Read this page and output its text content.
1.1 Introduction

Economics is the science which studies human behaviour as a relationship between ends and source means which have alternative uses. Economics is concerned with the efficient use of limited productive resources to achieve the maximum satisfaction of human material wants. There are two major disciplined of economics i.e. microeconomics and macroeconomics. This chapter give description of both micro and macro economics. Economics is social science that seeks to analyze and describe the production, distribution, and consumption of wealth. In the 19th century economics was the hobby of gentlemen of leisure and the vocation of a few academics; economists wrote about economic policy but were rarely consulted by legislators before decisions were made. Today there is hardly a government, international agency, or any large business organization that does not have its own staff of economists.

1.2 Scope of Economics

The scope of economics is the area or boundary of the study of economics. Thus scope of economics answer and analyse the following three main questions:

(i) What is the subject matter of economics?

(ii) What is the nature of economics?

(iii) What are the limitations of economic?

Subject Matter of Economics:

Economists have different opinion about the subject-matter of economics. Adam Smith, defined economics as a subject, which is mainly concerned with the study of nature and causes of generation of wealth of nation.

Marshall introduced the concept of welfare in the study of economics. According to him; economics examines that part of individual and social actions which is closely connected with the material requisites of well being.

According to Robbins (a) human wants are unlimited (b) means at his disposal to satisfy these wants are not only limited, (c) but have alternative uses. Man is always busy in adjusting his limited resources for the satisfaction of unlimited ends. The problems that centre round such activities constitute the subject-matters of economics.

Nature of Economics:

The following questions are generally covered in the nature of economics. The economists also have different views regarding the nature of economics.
========================================================================
INSTRUCTIONS FOR THE TASK>
Nothing in the data may differ; print all of it exactly as written.

RESULT BELOW>
Read this page and output its text content.
1.1 Introduction

Economics is the science which studies human behaviour as a relationship between ends and source means which have alternative uses. Economics is concerned with the efficient use of limited productive resources to achieve the maximum satisfaction of human material wants. There are two major disciplined of economics i.e. microeconomics and macroeconomics. This chapter give description of both micro and macro economics. Economics is social science that seeks to analyze and describe the production, distribution, and consumption of wealth. In the 19th century economics was the hobby of gentlemen of leisure and the vocation of a few academics; economists wrote about economic policy but were rarely consulted by legislators before decisions were made. Today there is hardly a government, international agency, or any large business organization that does not have its own staff of economists.

1.2 Scope of Economics

The scope of economics is the area or boundary of the study of economics. Thus scope of economics answer and analyse the following three main questions:

(i) What is the subject matter of economics?

(ii) What is the nature of economics?

(iii) What are the limitations of economic?

Subject Matter of Economics:

Economists have different opinion about the subject-matter of economics. Adam Smith, defined economics as a subject, which is mainly concerned with the study of nature and causes of generation of wealth of nation.

Marshall introduced the concept of welfare in the study of economics. According to him; economics examines that part of individual and social actions which is closely connected with the material requisites of well being.

According to Robbins (a) human wants are unlimited (b) means at his disposal to satisfy these wants are not only limited, (c) but have alternative uses. Man is always busy in adjusting his limited resources for the satisfaction of unlimited ends. The problems that centre round such activities constitute the subject-matters of economics.

Nature of Economics:

The following questions are generally covered in the nature of economics. The economists also have different views regarding the nature of economics.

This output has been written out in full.